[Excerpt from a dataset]
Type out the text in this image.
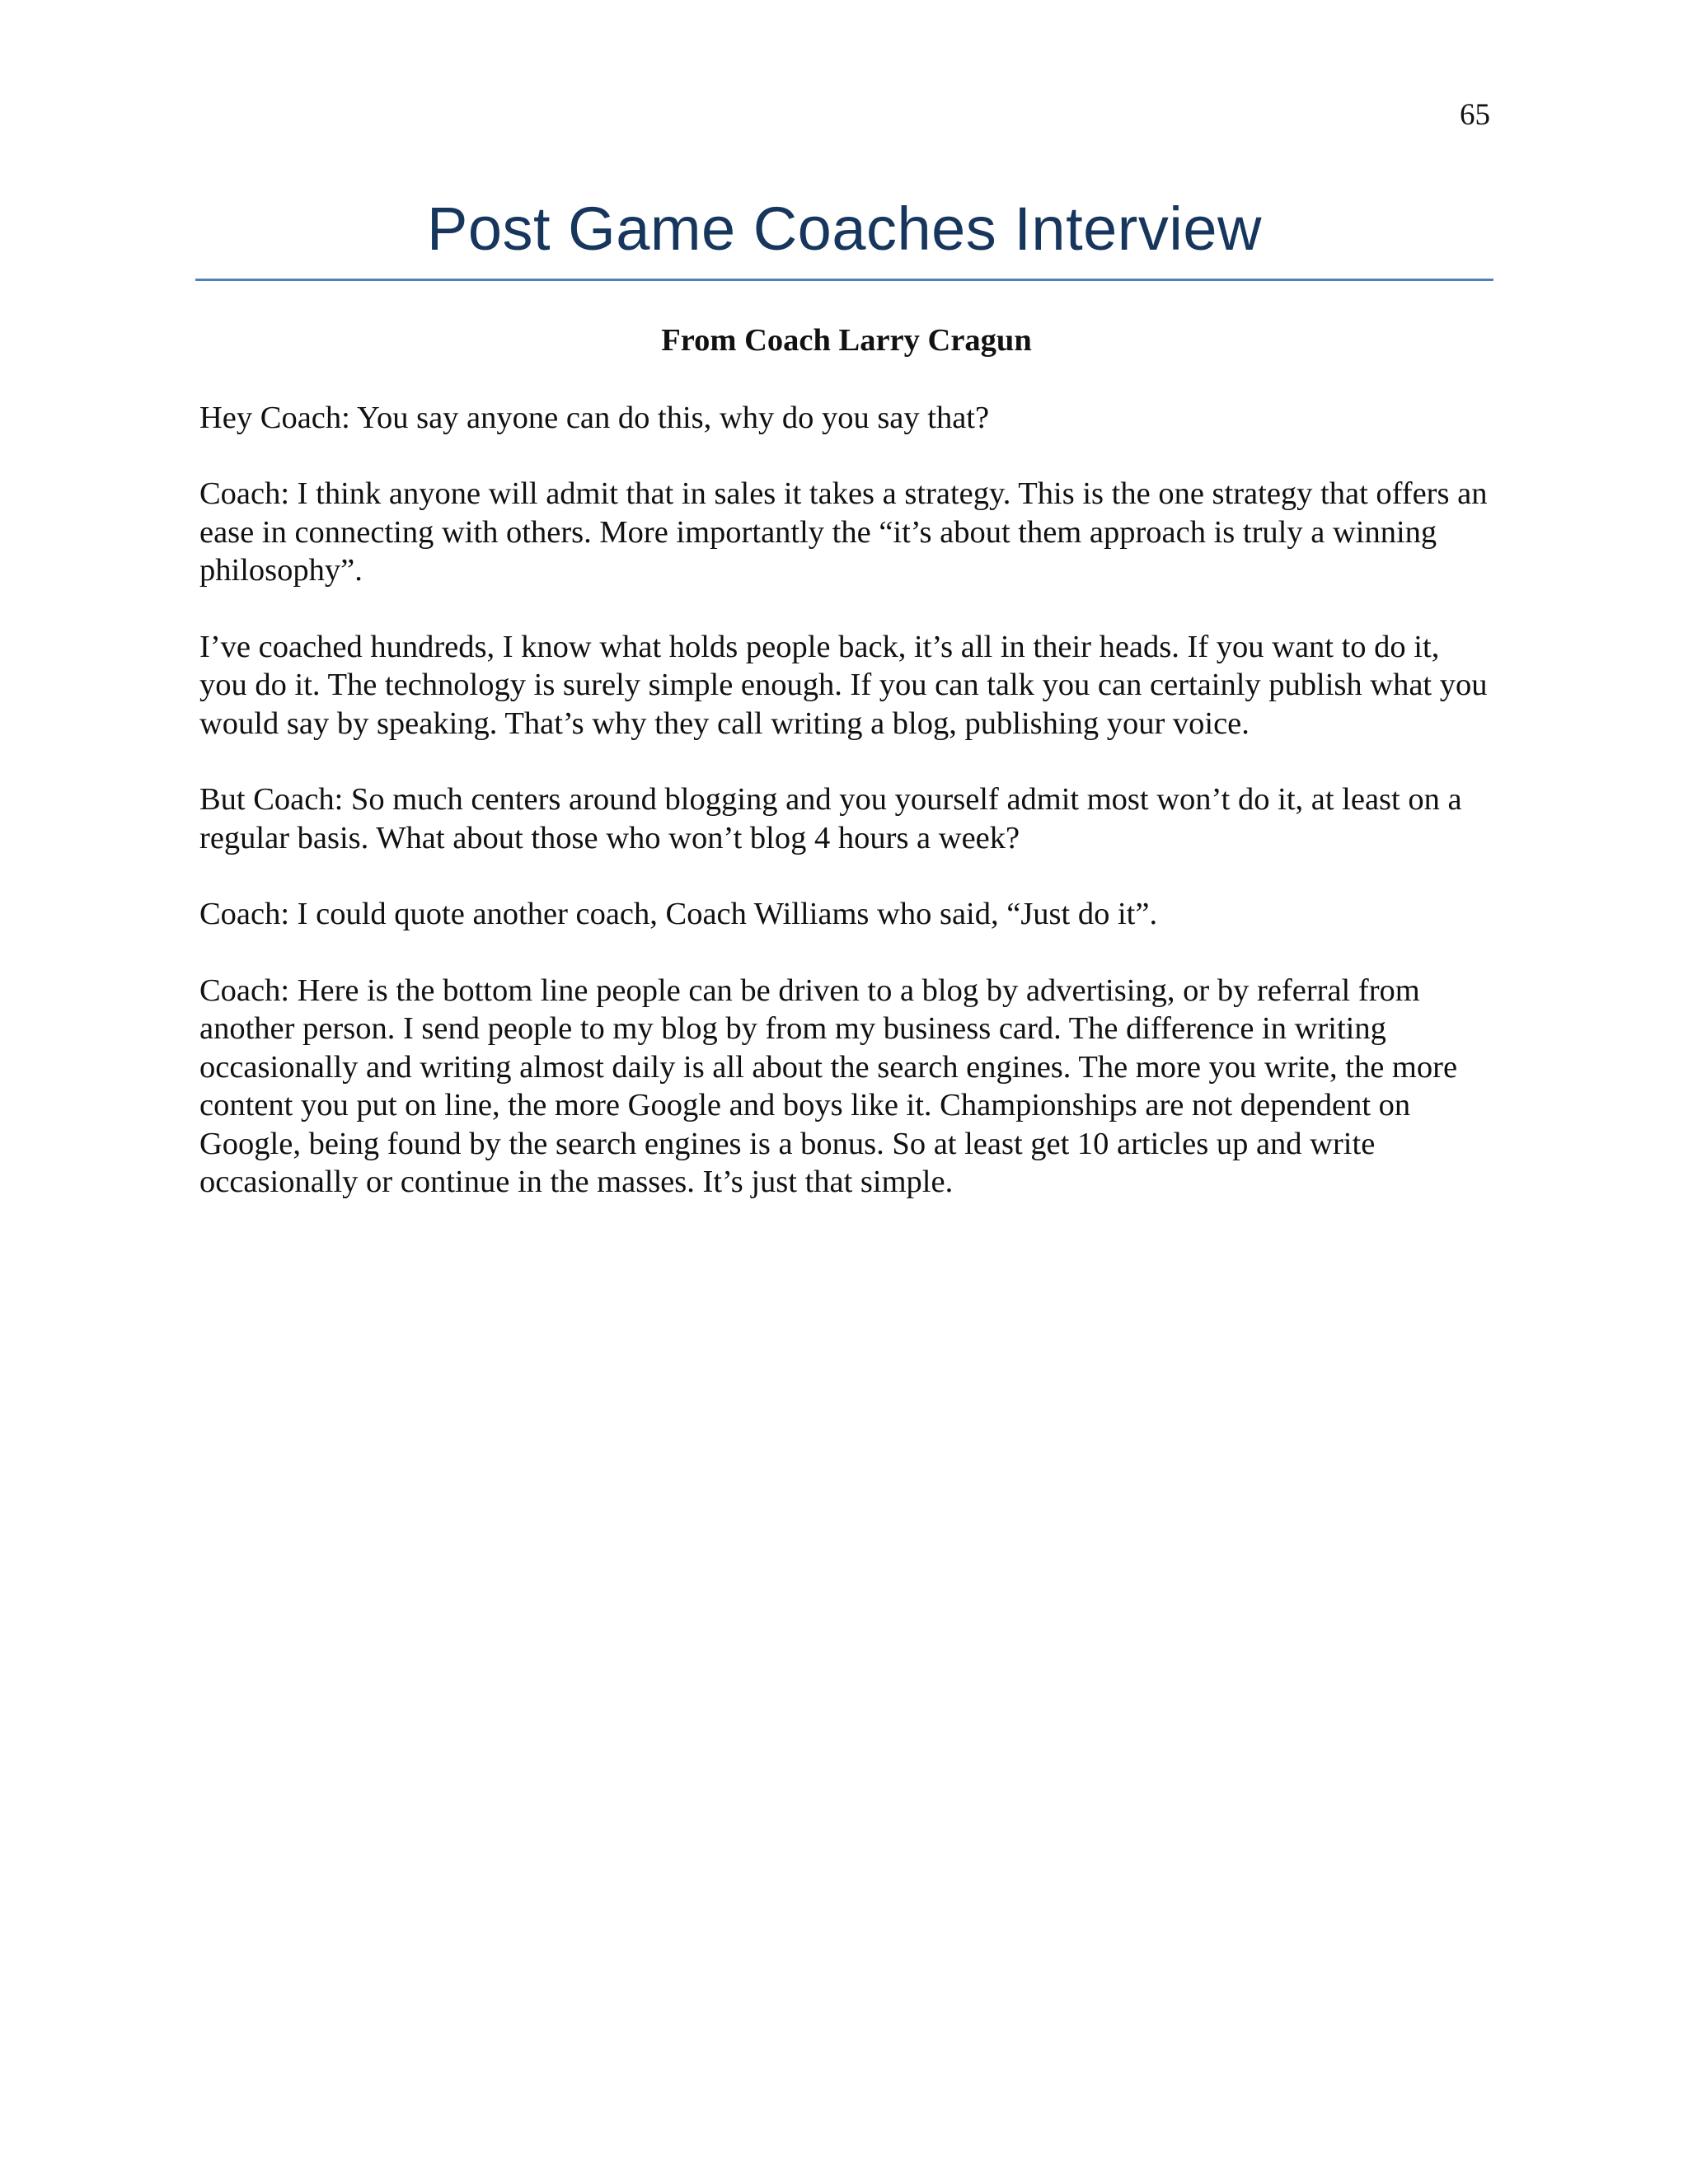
65

Post Game Coaches Interview

From Coach Larry Cragun

Hey Coach: You say anyone can do this, why do you say that?

Coach: I think anyone will admit that in sales it takes a strategy. This is the one strategy that offers an ease in connecting with others. More importantly the “it’s about them approach is truly a winning philosophy”.

I’ve coached hundreds, I know what holds people back, it’s all in their heads. If you want to do it, you do it. The technology is surely simple enough. If you can talk you can certainly publish what you would say by speaking. That’s why they call writing a blog, publishing your voice.

But Coach: So much centers around blogging and you yourself admit most won’t do it, at least on a regular basis. What about those who won’t blog 4 hours a week?

Coach: I could quote another coach, Coach Williams who said, “Just do it”.

Coach: Here is the bottom line people can be driven to a blog by advertising, or by referral from another person. I send people to my blog by from my business card. The difference in writing occasionally and writing almost daily is all about the search engines. The more you write, the more content you put on line, the more Google and boys like it. Championships are not dependent on Google, being found by the search engines is a bonus. So at least get 10 articles up and write occasionally or continue in the masses. It’s just that simple.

■ Prompt ■
Output all of the entries verbatim, leaving out any images.

■ Task result ■
Type out the text in this image.
65

Post Game Coaches Interview

From Coach Larry Cragun

Hey Coach: You say anyone can do this, why do you say that?

Coach: I think anyone will admit that in sales it takes a strategy. This is the one strategy that offers an ease in connecting with others. More importantly the “it’s about them approach is truly a winning philosophy”.

I’ve coached hundreds, I know what holds people back, it’s all in their heads. If you want to do it, you do it. The technology is surely simple enough. If you can talk you can certainly publish what you would say by speaking. That’s why they call writing a blog, publishing your voice.

But Coach: So much centers around blogging and you yourself admit most won’t do it, at least on a regular basis. What about those who won’t blog 4 hours a week?

Coach: I could quote another coach, Coach Williams who said, “Just do it”.

Coach: Here is the bottom line people can be driven to a blog by advertising, or by referral from another person. I send people to my blog by from my business card. The difference in writing occasionally and writing almost daily is all about the search engines. The more you write, the more content you put on line, the more Google and boys like it. Championships are not dependent on Google, being found by the search engines is a bonus. So at least get 10 articles up and write occasionally or continue in the masses. It’s just that simple.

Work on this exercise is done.